Could you write out the records below exactly as they appear, leaving out any pictures?

>>>

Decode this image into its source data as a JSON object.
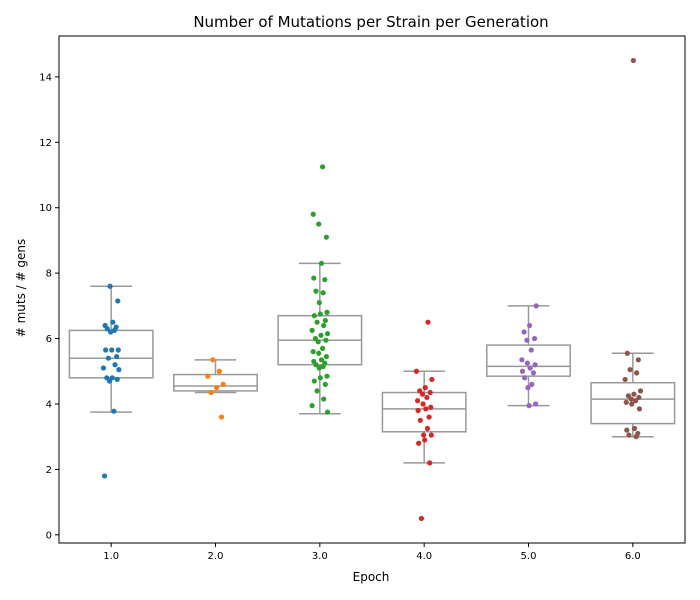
{
  "chart_data": {
    "type": "box_strip",
    "title": "Number of Mutations per Strain per Generation",
    "xlabel": "Epoch",
    "ylabel": "# muts / # gens",
    "categories": [
      "1.0",
      "2.0",
      "3.0",
      "4.0",
      "5.0",
      "6.0"
    ],
    "ylim": [
      -0.25,
      15.25
    ],
    "yticks": [
      0,
      2,
      4,
      6,
      8,
      10,
      12,
      14
    ],
    "ytick_labels": [
      "0",
      "2",
      "4",
      "6",
      "8",
      "10",
      "12",
      "14"
    ],
    "grid": false,
    "legend": "none",
    "box_color": "#999999",
    "series": [
      {
        "category": "1.0",
        "color": "#1f77b4",
        "box": {
          "whislo": 3.75,
          "q1": 4.8,
          "median": 5.4,
          "q3": 6.25,
          "whishi": 7.6
        },
        "points": [
          1.8,
          3.78,
          4.7,
          4.75,
          4.8,
          4.8,
          5.05,
          5.1,
          5.2,
          5.4,
          5.45,
          5.65,
          5.65,
          5.65,
          6.2,
          6.25,
          6.3,
          6.35,
          6.4,
          6.5,
          7.15,
          7.6
        ]
      },
      {
        "category": "2.0",
        "color": "#ff7f0e",
        "box": {
          "whislo": 4.35,
          "q1": 4.4,
          "median": 4.55,
          "q3": 4.9,
          "whishi": 5.35
        },
        "points": [
          3.6,
          4.35,
          4.5,
          4.6,
          4.85,
          5.0,
          5.35
        ]
      },
      {
        "category": "3.0",
        "color": "#2ca02c",
        "box": {
          "whislo": 3.7,
          "q1": 5.2,
          "median": 5.95,
          "q3": 6.7,
          "whishi": 8.3
        },
        "points": [
          3.75,
          3.95,
          4.15,
          4.4,
          4.6,
          4.7,
          4.8,
          4.85,
          5.1,
          5.15,
          5.2,
          5.25,
          5.3,
          5.35,
          5.45,
          5.55,
          5.6,
          5.7,
          5.9,
          5.95,
          6.0,
          6.1,
          6.15,
          6.25,
          6.4,
          6.5,
          6.55,
          6.7,
          6.75,
          6.8,
          7.1,
          7.4,
          7.45,
          7.8,
          7.85,
          8.3,
          9.1,
          9.5,
          9.8,
          11.25
        ]
      },
      {
        "category": "4.0",
        "color": "#d62728",
        "box": {
          "whislo": 2.2,
          "q1": 3.15,
          "median": 3.85,
          "q3": 4.35,
          "whishi": 5.0
        },
        "points": [
          0.5,
          2.2,
          2.8,
          2.9,
          3.05,
          3.05,
          3.25,
          3.5,
          3.6,
          3.8,
          3.85,
          3.9,
          4.0,
          4.1,
          4.2,
          4.3,
          4.35,
          4.4,
          4.5,
          4.75,
          5.0,
          6.5
        ]
      },
      {
        "category": "5.0",
        "color": "#9467bd",
        "box": {
          "whislo": 3.95,
          "q1": 4.85,
          "median": 5.15,
          "q3": 5.8,
          "whishi": 7.0
        },
        "points": [
          3.95,
          4.0,
          4.5,
          4.6,
          4.8,
          4.95,
          5.0,
          5.1,
          5.2,
          5.25,
          5.35,
          5.65,
          5.95,
          6.0,
          6.2,
          6.4,
          7.0
        ]
      },
      {
        "category": "6.0",
        "color": "#8c564b",
        "box": {
          "whislo": 3.0,
          "q1": 3.4,
          "median": 4.15,
          "q3": 4.65,
          "whishi": 5.55
        },
        "points": [
          3.0,
          3.05,
          3.1,
          3.2,
          3.25,
          3.85,
          4.0,
          4.05,
          4.1,
          4.15,
          4.2,
          4.25,
          4.3,
          4.4,
          4.75,
          4.95,
          5.05,
          5.35,
          5.55,
          14.5
        ]
      }
    ]
  }
}
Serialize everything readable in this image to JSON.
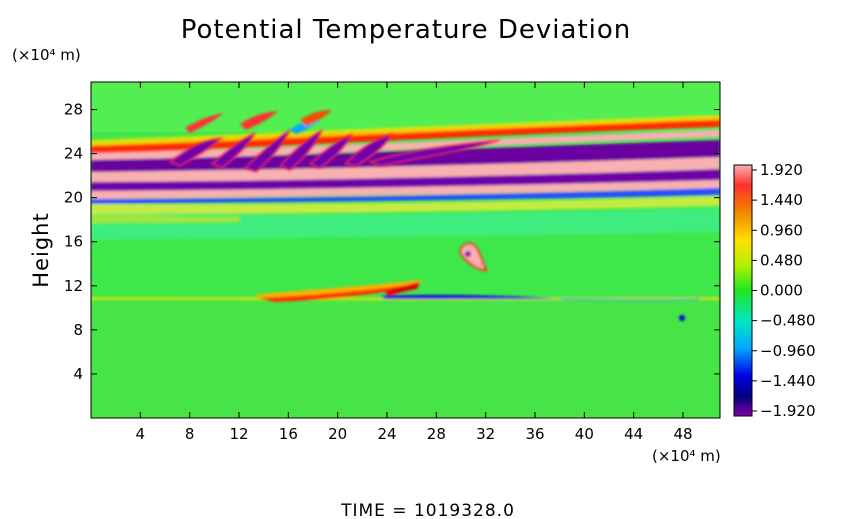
{
  "chart_data": {
    "type": "heatmap",
    "title": "Potential Temperature Deviation",
    "ylabel": "Height",
    "y_unit": "(×10⁴ m)",
    "x_unit": "(×10⁴ m)",
    "xlim": [
      0,
      51
    ],
    "ylim": [
      0,
      30.5
    ],
    "x_ticks": [
      "4",
      "8",
      "12",
      "16",
      "20",
      "24",
      "28",
      "32",
      "36",
      "40",
      "44",
      "48"
    ],
    "y_ticks": [
      "4",
      "8",
      "12",
      "16",
      "20",
      "24",
      "28"
    ],
    "colorbar": {
      "labels": [
        "1.920",
        "1.440",
        "0.960",
        "0.480",
        "0.000",
        "−0.480",
        "−0.960",
        "−1.440",
        "−1.920"
      ],
      "values": [
        1.92,
        1.44,
        0.96,
        0.48,
        0.0,
        -0.48,
        -0.96,
        -1.44,
        -1.92
      ],
      "colors": [
        "#f8b0b0",
        "#f00000",
        "#ff8c00",
        "#ffe000",
        "#9cf000",
        "#22e622",
        "#00e8c0",
        "#00a8ff",
        "#0000e6",
        "#000080",
        "#8000a0"
      ]
    },
    "footer": "TIME  =  1019328.0"
  }
}
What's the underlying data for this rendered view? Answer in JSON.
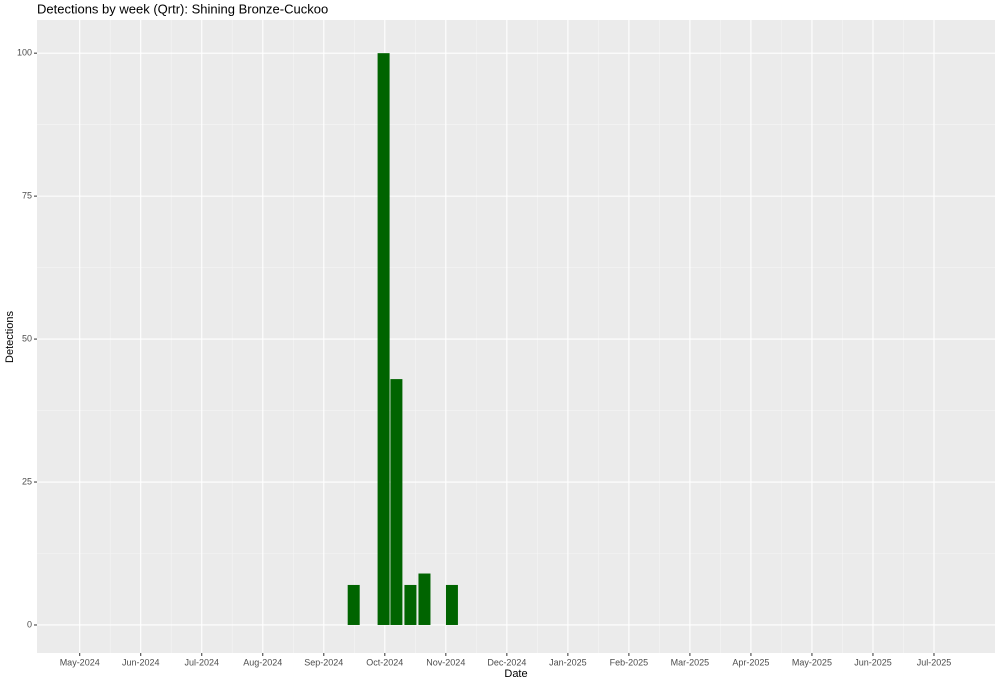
{
  "chart_data": {
    "type": "bar",
    "title": "Detections by week (Qrtr): Shining Bronze-Cuckoo",
    "x_label": "Date",
    "y_label": "Detections",
    "x": [
      9.49,
      9.98,
      10.19,
      10.42,
      10.65,
      11.1
    ],
    "values": [
      7,
      100,
      43,
      7,
      9,
      7
    ],
    "color": "#006400",
    "xlim": [
      4.3,
      20.0
    ],
    "xticks": [
      {
        "value": 5,
        "label": "May-2024"
      },
      {
        "value": 6,
        "label": "Jun-2024"
      },
      {
        "value": 7,
        "label": "Jul-2024"
      },
      {
        "value": 8,
        "label": "Aug-2024"
      },
      {
        "value": 9,
        "label": "Sep-2024"
      },
      {
        "value": 10,
        "label": "Oct-2024"
      },
      {
        "value": 11,
        "label": "Nov-2024"
      },
      {
        "value": 12,
        "label": "Dec-2024"
      },
      {
        "value": 13,
        "label": "Jan-2025"
      },
      {
        "value": 14,
        "label": "Feb-2025"
      },
      {
        "value": 15,
        "label": "Mar-2025"
      },
      {
        "value": 16,
        "label": "Apr-2025"
      },
      {
        "value": 17,
        "label": "May-2025"
      },
      {
        "value": 18,
        "label": "Jun-2025"
      },
      {
        "value": 19,
        "label": "Jul-2025"
      }
    ],
    "ylim": [
      -4.9,
      105.8
    ],
    "yticks": [
      0,
      25,
      50,
      75,
      100
    ],
    "grid": true
  }
}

<<<

- Expected answer:
Decode this image into its source data as a JSON object.
{
  "chart_data": {
    "type": "box_strip",
    "title": "Number of Mutations per Strain per Generation",
    "xlabel": "Epoch",
    "ylabel": "# muts / # gens",
    "categories": [
      "1.0",
      "2.0",
      "3.0",
      "4.0",
      "5.0",
      "6.0"
    ],
    "ylim": [
      -0.25,
      15.25
    ],
    "yticks": [
      0,
      2,
      4,
      6,
      8,
      10,
      12,
      14
    ],
    "ytick_labels": [
      "0",
      "2",
      "4",
      "6",
      "8",
      "10",
      "12",
      "14"
    ],
    "grid": false,
    "legend": "none",
    "box_color": "#999999",
    "series": [
      {
        "category": "1.0",
        "color": "#1f77b4",
        "box": {
          "whislo": 3.75,
          "q1": 4.8,
          "median": 5.4,
          "q3": 6.25,
          "whishi": 7.6
        },
        "points": [
          1.8,
          3.78,
          4.7,
          4.75,
          4.8,
          4.8,
          5.05,
          5.1,
          5.2,
          5.4,
          5.45,
          5.65,
          5.65,
          5.65,
          6.2,
          6.25,
          6.3,
          6.35,
          6.4,
          6.5,
          7.15,
          7.6
        ]
      },
      {
        "category": "2.0",
        "color": "#ff7f0e",
        "box": {
          "whislo": 4.35,
          "q1": 4.4,
          "median": 4.55,
          "q3": 4.9,
          "whishi": 5.35
        },
        "points": [
          3.6,
          4.35,
          4.5,
          4.6,
          4.85,
          5.0,
          5.35
        ]
      },
      {
        "category": "3.0",
        "color": "#2ca02c",
        "box": {
          "whislo": 3.7,
          "q1": 5.2,
          "median": 5.95,
          "q3": 6.7,
          "whishi": 8.3
        },
        "points": [
          3.75,
          3.95,
          4.15,
          4.4,
          4.6,
          4.7,
          4.8,
          4.85,
          5.1,
          5.15,
          5.2,
          5.25,
          5.3,
          5.35,
          5.45,
          5.55,
          5.6,
          5.7,
          5.9,
          5.95,
          6.0,
          6.1,
          6.15,
          6.25,
          6.4,
          6.5,
          6.55,
          6.7,
          6.75,
          6.8,
          7.1,
          7.4,
          7.45,
          7.8,
          7.85,
          8.3,
          9.1,
          9.5,
          9.8,
          11.25
        ]
      },
      {
        "category": "4.0",
        "color": "#d62728",
        "box": {
          "whislo": 2.2,
          "q1": 3.15,
          "median": 3.85,
          "q3": 4.35,
          "whishi": 5.0
        },
        "points": [
          0.5,
          2.2,
          2.8,
          2.9,
          3.05,
          3.05,
          3.25,
          3.5,
          3.6,
          3.8,
          3.85,
          3.9,
          4.0,
          4.1,
          4.2,
          4.3,
          4.35,
          4.4,
          4.5,
          4.75,
          5.0,
          6.5
        ]
      },
      {
        "category": "5.0",
        "color": "#9467bd",
        "box": {
          "whislo": 3.95,
          "q1": 4.85,
          "median": 5.15,
          "q3": 5.8,
          "whishi": 7.0
        },
        "points": [
          3.95,
          4.0,
          4.5,
          4.6,
          4.8,
          4.95,
          5.0,
          5.1,
          5.2,
          5.25,
          5.35,
          5.65,
          5.95,
          6.0,
          6.2,
          6.4,
          7.0
        ]
      },
      {
        "category": "6.0",
        "color": "#8c564b",
        "box": {
          "whislo": 3.0,
          "q1": 3.4,
          "median": 4.15,
          "q3": 4.65,
          "whishi": 5.55
        },
        "points": [
          3.0,
          3.05,
          3.1,
          3.2,
          3.25,
          3.85,
          4.0,
          4.05,
          4.1,
          4.15,
          4.2,
          4.25,
          4.3,
          4.4,
          4.75,
          4.95,
          5.05,
          5.35,
          5.55,
          14.5
        ]
      }
    ]
  }
}
Serialize everything readable in this image to JSON.
{
  "chart_data": {
    "type": "heatmap",
    "title": "Potential Temperature Deviation",
    "ylabel": "Height",
    "y_unit": "(×10⁴ m)",
    "x_unit": "(×10⁴ m)",
    "xlim": [
      0,
      51
    ],
    "ylim": [
      0,
      30.5
    ],
    "x_ticks": [
      "4",
      "8",
      "12",
      "16",
      "20",
      "24",
      "28",
      "32",
      "36",
      "40",
      "44",
      "48"
    ],
    "y_ticks": [
      "4",
      "8",
      "12",
      "16",
      "20",
      "24",
      "28"
    ],
    "colorbar": {
      "labels": [
        "1.920",
        "1.440",
        "0.960",
        "0.480",
        "0.000",
        "−0.480",
        "−0.960",
        "−1.440",
        "−1.920"
      ],
      "values": [
        1.92,
        1.44,
        0.96,
        0.48,
        0.0,
        -0.48,
        -0.96,
        -1.44,
        -1.92
      ],
      "colors": [
        "#f8b0b0",
        "#f00000",
        "#ff8c00",
        "#ffe000",
        "#9cf000",
        "#22e622",
        "#00e8c0",
        "#00a8ff",
        "#0000e6",
        "#000080",
        "#8000a0"
      ]
    },
    "footer": "TIME  =  1019328.0"
  }
}
What's the underlying data for this rendered view? Answer in JSON.
{
  "chart_data": {
    "type": "bar",
    "title": "Detections by week (Qrtr): Shining Bronze-Cuckoo",
    "x_label": "Date",
    "y_label": "Detections",
    "x": [
      9.49,
      9.98,
      10.19,
      10.42,
      10.65,
      11.1
    ],
    "values": [
      7,
      100,
      43,
      7,
      9,
      7
    ],
    "color": "#006400",
    "xlim": [
      4.3,
      20.0
    ],
    "xticks": [
      {
        "value": 5,
        "label": "May-2024"
      },
      {
        "value": 6,
        "label": "Jun-2024"
      },
      {
        "value": 7,
        "label": "Jul-2024"
      },
      {
        "value": 8,
        "label": "Aug-2024"
      },
      {
        "value": 9,
        "label": "Sep-2024"
      },
      {
        "value": 10,
        "label": "Oct-2024"
      },
      {
        "value": 11,
        "label": "Nov-2024"
      },
      {
        "value": 12,
        "label": "Dec-2024"
      },
      {
        "value": 13,
        "label": "Jan-2025"
      },
      {
        "value": 14,
        "label": "Feb-2025"
      },
      {
        "value": 15,
        "label": "Mar-2025"
      },
      {
        "value": 16,
        "label": "Apr-2025"
      },
      {
        "value": 17,
        "label": "May-2025"
      },
      {
        "value": 18,
        "label": "Jun-2025"
      },
      {
        "value": 19,
        "label": "Jul-2025"
      }
    ],
    "ylim": [
      -4.9,
      105.8
    ],
    "yticks": [
      0,
      25,
      50,
      75,
      100
    ],
    "grid": true
  }
}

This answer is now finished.